> _Exercise instructions_:
Filter the lines below, copying only those with the string "technology".

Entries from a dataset
* * * * * * * * *

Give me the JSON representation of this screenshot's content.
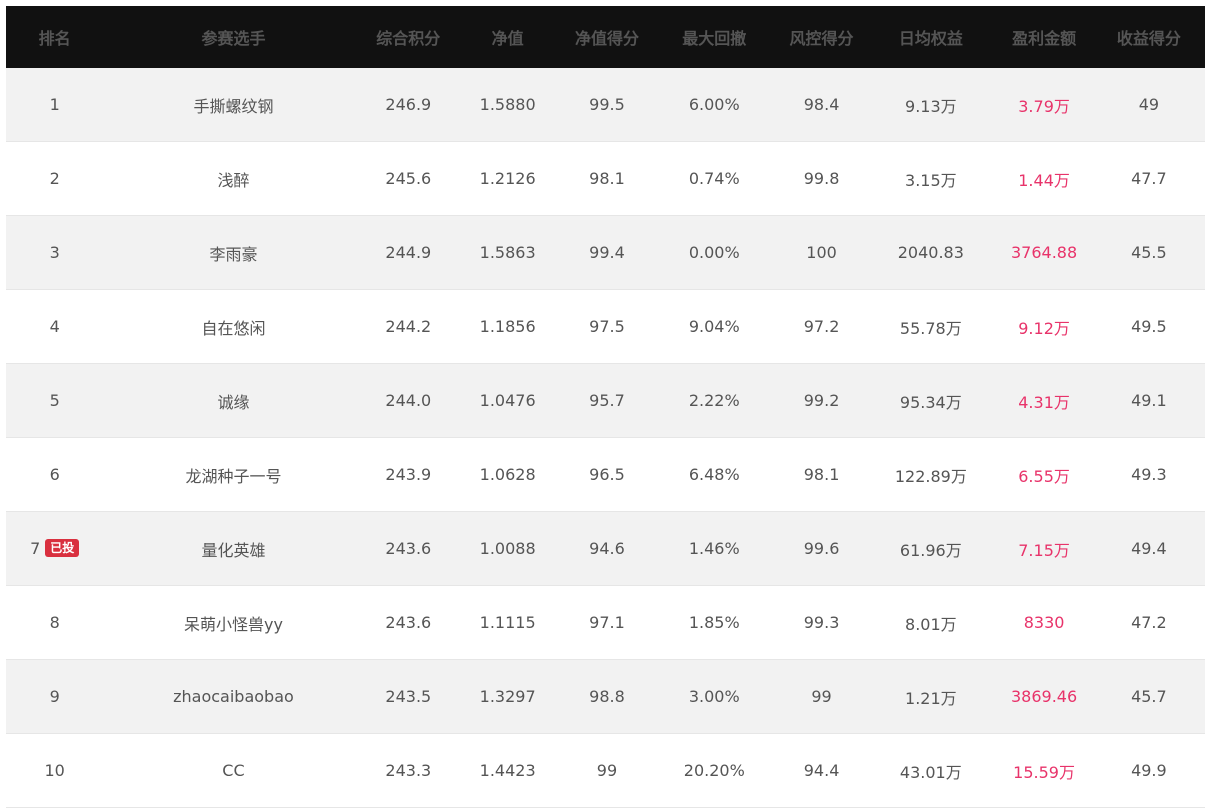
{
  "table": {
    "headers": {
      "rank": "排名",
      "player": "参赛选手",
      "score": "综合积分",
      "nav": "净值",
      "nav_score": "净值得分",
      "max_drawdown": "最大回撤",
      "risk_score": "风控得分",
      "daily_equity": "日均权益",
      "profit": "盈利金额",
      "return_score": "收益得分"
    },
    "rows": [
      {
        "rank": "1",
        "badge": "",
        "player": "手撕螺纹钢",
        "score": "246.9",
        "nav": "1.5880",
        "nav_score": "99.5",
        "max_drawdown": "6.00%",
        "risk_score": "98.4",
        "daily_equity": "9.13万",
        "profit": "3.79万",
        "return_score": "49"
      },
      {
        "rank": "2",
        "badge": "",
        "player": "浅醉",
        "score": "245.6",
        "nav": "1.2126",
        "nav_score": "98.1",
        "max_drawdown": "0.74%",
        "risk_score": "99.8",
        "daily_equity": "3.15万",
        "profit": "1.44万",
        "return_score": "47.7"
      },
      {
        "rank": "3",
        "badge": "",
        "player": "李雨豪",
        "score": "244.9",
        "nav": "1.5863",
        "nav_score": "99.4",
        "max_drawdown": "0.00%",
        "risk_score": "100",
        "daily_equity": "2040.83",
        "profit": "3764.88",
        "return_score": "45.5"
      },
      {
        "rank": "4",
        "badge": "",
        "player": "自在悠闲",
        "score": "244.2",
        "nav": "1.1856",
        "nav_score": "97.5",
        "max_drawdown": "9.04%",
        "risk_score": "97.2",
        "daily_equity": "55.78万",
        "profit": "9.12万",
        "return_score": "49.5"
      },
      {
        "rank": "5",
        "badge": "",
        "player": "诚缘",
        "score": "244.0",
        "nav": "1.0476",
        "nav_score": "95.7",
        "max_drawdown": "2.22%",
        "risk_score": "99.2",
        "daily_equity": "95.34万",
        "profit": "4.31万",
        "return_score": "49.1"
      },
      {
        "rank": "6",
        "badge": "",
        "player": "龙湖种子一号",
        "score": "243.9",
        "nav": "1.0628",
        "nav_score": "96.5",
        "max_drawdown": "6.48%",
        "risk_score": "98.1",
        "daily_equity": "122.89万",
        "profit": "6.55万",
        "return_score": "49.3"
      },
      {
        "rank": "7",
        "badge": "已投",
        "player": "量化英雄",
        "score": "243.6",
        "nav": "1.0088",
        "nav_score": "94.6",
        "max_drawdown": "1.46%",
        "risk_score": "99.6",
        "daily_equity": "61.96万",
        "profit": "7.15万",
        "return_score": "49.4"
      },
      {
        "rank": "8",
        "badge": "",
        "player": "呆萌小怪兽yy",
        "score": "243.6",
        "nav": "1.1115",
        "nav_score": "97.1",
        "max_drawdown": "1.85%",
        "risk_score": "99.3",
        "daily_equity": "8.01万",
        "profit": "8330",
        "return_score": "47.2"
      },
      {
        "rank": "9",
        "badge": "",
        "player": "zhaocaibaobao",
        "score": "243.5",
        "nav": "1.3297",
        "nav_score": "98.8",
        "max_drawdown": "3.00%",
        "risk_score": "99",
        "daily_equity": "1.21万",
        "profit": "3869.46",
        "return_score": "45.7"
      },
      {
        "rank": "10",
        "badge": "",
        "player": "CC",
        "score": "243.3",
        "nav": "1.4423",
        "nav_score": "99",
        "max_drawdown": "20.20%",
        "risk_score": "94.4",
        "daily_equity": "43.01万",
        "profit": "15.59万",
        "return_score": "49.9"
      }
    ]
  },
  "colors": {
    "header_bg": "#111111",
    "row_alt_bg": "#f2f2f2",
    "profit_text": "#e8336a",
    "badge_bg": "#d9303f"
  }
}
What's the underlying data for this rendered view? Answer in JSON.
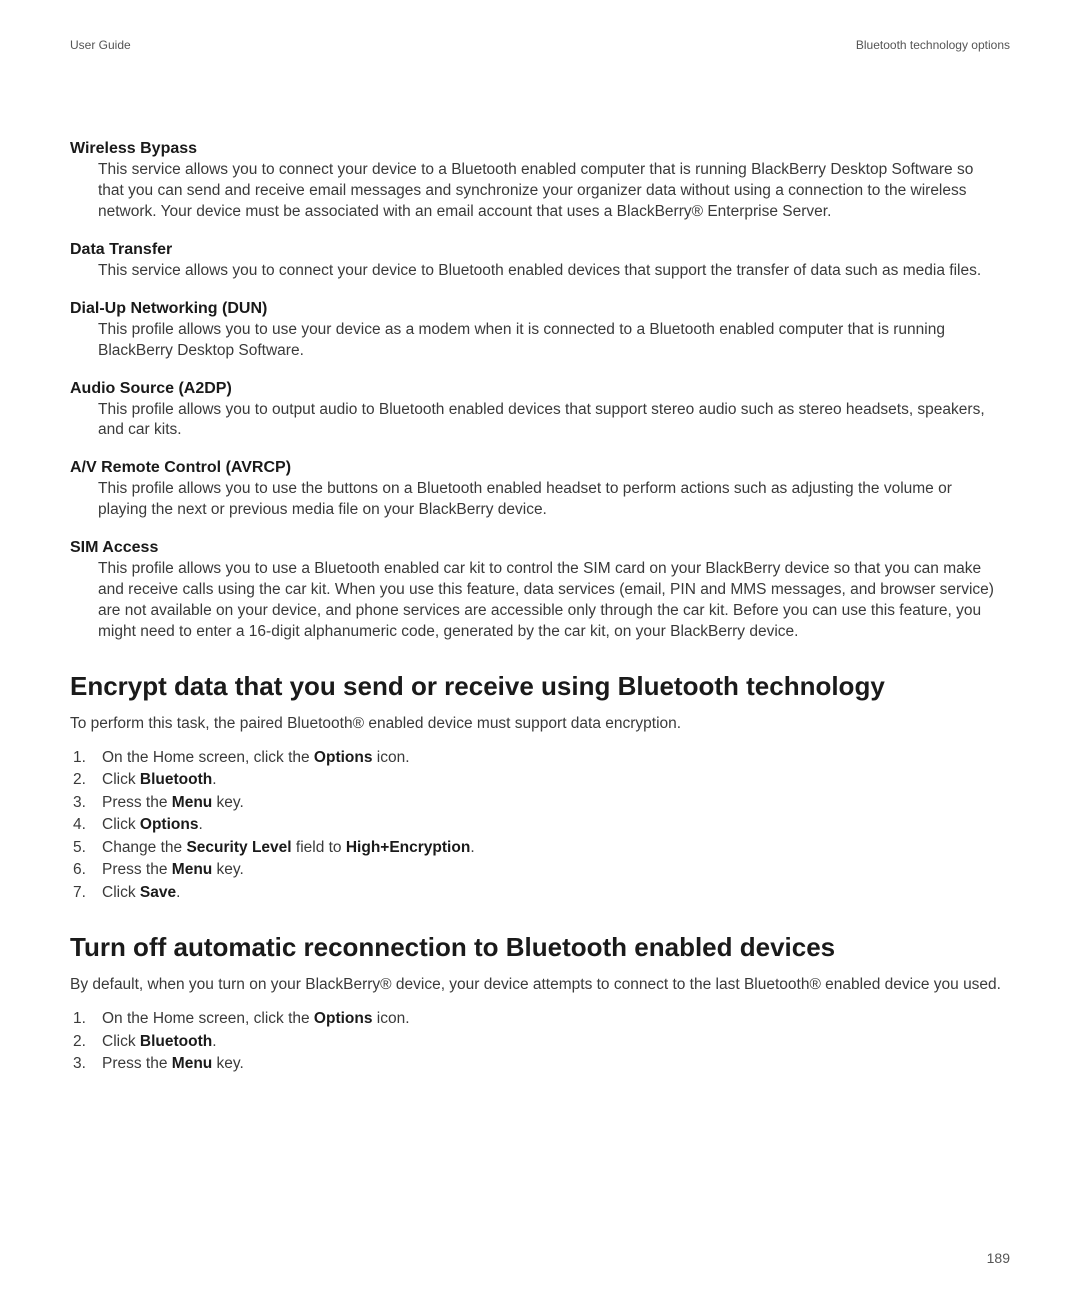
{
  "header": {
    "left": "User Guide",
    "right": "Bluetooth technology options"
  },
  "profiles": [
    {
      "title": "Wireless Bypass",
      "body": "This service allows you to connect your device to a Bluetooth enabled computer that is running BlackBerry Desktop Software so that you can send and receive email messages and synchronize your organizer data without using a connection to the wireless network. Your device must be associated with an email account that uses a BlackBerry® Enterprise Server."
    },
    {
      "title": "Data Transfer",
      "body": "This service allows you to connect your device to Bluetooth enabled devices that support the transfer of data such as media files."
    },
    {
      "title": "Dial-Up Networking (DUN)",
      "body": "This profile allows you to use your device as a modem when it is connected to a Bluetooth enabled computer that is running BlackBerry Desktop Software."
    },
    {
      "title": "Audio Source (A2DP)",
      "body": "This profile allows you to output audio to Bluetooth enabled devices that support stereo audio such as stereo headsets, speakers, and car kits."
    },
    {
      "title": "A/V Remote Control (AVRCP)",
      "body": "This profile allows you to use the buttons on a Bluetooth enabled headset to perform actions such as adjusting the volume or playing the next or previous media file on your BlackBerry device."
    },
    {
      "title": "SIM Access",
      "body": "This profile allows you to use a Bluetooth enabled car kit to control the SIM card on your BlackBerry device so that you can make and receive calls using the car kit. When you use this feature, data services (email, PIN and MMS messages, and browser service) are not available on your device, and phone services are accessible only through the car kit. Before you can use this feature, you might need to enter a 16-digit alphanumeric code, generated by the car kit, on your BlackBerry device."
    }
  ],
  "section1": {
    "heading": "Encrypt data that you send or receive using Bluetooth technology",
    "intro": "To perform this task, the paired Bluetooth® enabled device must support data encryption.",
    "steps": [
      {
        "pre": "On the Home screen, click the ",
        "bold": "Options",
        "post": " icon."
      },
      {
        "pre": "Click ",
        "bold": "Bluetooth",
        "post": "."
      },
      {
        "pre": "Press the ",
        "bold": "Menu",
        "post": " key."
      },
      {
        "pre": "Click ",
        "bold": "Options",
        "post": "."
      },
      {
        "pre": "Change the ",
        "bold": "Security Level",
        "mid": " field to ",
        "bold2": "High+Encryption",
        "post": "."
      },
      {
        "pre": "Press the ",
        "bold": "Menu",
        "post": " key."
      },
      {
        "pre": "Click ",
        "bold": "Save",
        "post": "."
      }
    ]
  },
  "section2": {
    "heading": "Turn off automatic reconnection to Bluetooth enabled devices",
    "intro": "By default, when you turn on your BlackBerry® device, your device attempts to connect to the last Bluetooth® enabled device you used.",
    "steps": [
      {
        "pre": "On the Home screen, click the ",
        "bold": "Options",
        "post": " icon."
      },
      {
        "pre": "Click ",
        "bold": "Bluetooth",
        "post": "."
      },
      {
        "pre": "Press the ",
        "bold": "Menu",
        "post": " key."
      }
    ]
  },
  "pageNumber": "189"
}
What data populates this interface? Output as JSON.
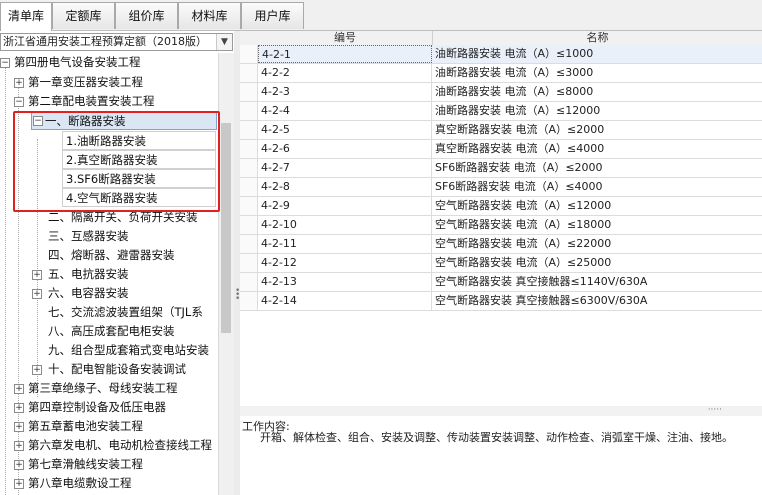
{
  "tabs": [
    "清单库",
    "定额库",
    "组价库",
    "材料库",
    "用户库"
  ],
  "quota_select": {
    "value": "浙江省通用安装工程预算定额（2018版）"
  },
  "tree": {
    "root": "第四册电气设备安装工程",
    "ch1": "第一章变压器安装工程",
    "ch2": "第二章配电装置安装工程",
    "sec1": "一、断路器安装",
    "sub1": "1.油断路器安装",
    "sub2": "2.真空断路器安装",
    "sub3": "3.SF6断路器安装",
    "sub4": "4.空气断路器安装",
    "sec2": "二、隔离开关、负荷开关安装",
    "sec3": "三、互感器安装",
    "sec4": "四、熔断器、避雷器安装",
    "sec5": "五、电抗器安装",
    "sec6": "六、电容器安装",
    "sec7": "七、交流滤波装置组架（TJL系",
    "sec8": "八、高压成套配电柜安装",
    "sec9": "九、组合型成套箱式变电站安装",
    "sec10": "十、配电智能设备安装调试",
    "ch3": "第三章绝缘子、母线安装工程",
    "ch4": "第四章控制设备及低压电器",
    "ch5": "第五章蓄电池安装工程",
    "ch6": "第六章发电机、电动机检查接线工程",
    "ch7": "第七章滑触线安装工程",
    "ch8": "第八章电缆敷设工程"
  },
  "table": {
    "headers": [
      "编号",
      "名称"
    ],
    "rows": [
      {
        "code": "4-2-1",
        "name": "油断路器安装 电流（A）≤1000"
      },
      {
        "code": "4-2-2",
        "name": "油断路器安装 电流（A）≤3000"
      },
      {
        "code": "4-2-3",
        "name": "油断路器安装 电流（A）≤8000"
      },
      {
        "code": "4-2-4",
        "name": "油断路器安装 电流（A）≤12000"
      },
      {
        "code": "4-2-5",
        "name": "真空断路器安装 电流（A）≤2000"
      },
      {
        "code": "4-2-6",
        "name": "真空断路器安装 电流（A）≤4000"
      },
      {
        "code": "4-2-7",
        "name": "SF6断路器安装 电流（A）≤2000"
      },
      {
        "code": "4-2-8",
        "name": "SF6断路器安装 电流（A）≤4000"
      },
      {
        "code": "4-2-9",
        "name": "空气断路器安装 电流（A）≤12000"
      },
      {
        "code": "4-2-10",
        "name": "空气断路器安装 电流（A）≤18000"
      },
      {
        "code": "4-2-11",
        "name": "空气断路器安装 电流（A）≤22000"
      },
      {
        "code": "4-2-12",
        "name": "空气断路器安装 电流（A）≤25000"
      },
      {
        "code": "4-2-13",
        "name": "空气断路器安装 真空接触器≤1140V/630A"
      },
      {
        "code": "4-2-14",
        "name": "空气断路器安装 真空接触器≤6300V/630A"
      }
    ]
  },
  "work": {
    "title": "工作内容:",
    "content": "开箱、解体检查、组合、安装及调整、传动装置安装调整、动作检查、消弧室干燥、注油、接地。"
  },
  "colors": {
    "highlight_border": "#e32020",
    "selection": "#dbe6f4"
  }
}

* * * * * * * * *

> _Expected answer_:
    "right": "Bluetooth technology options"
    "heading": "Encrypt data that you send or receive using Bluetooth technology",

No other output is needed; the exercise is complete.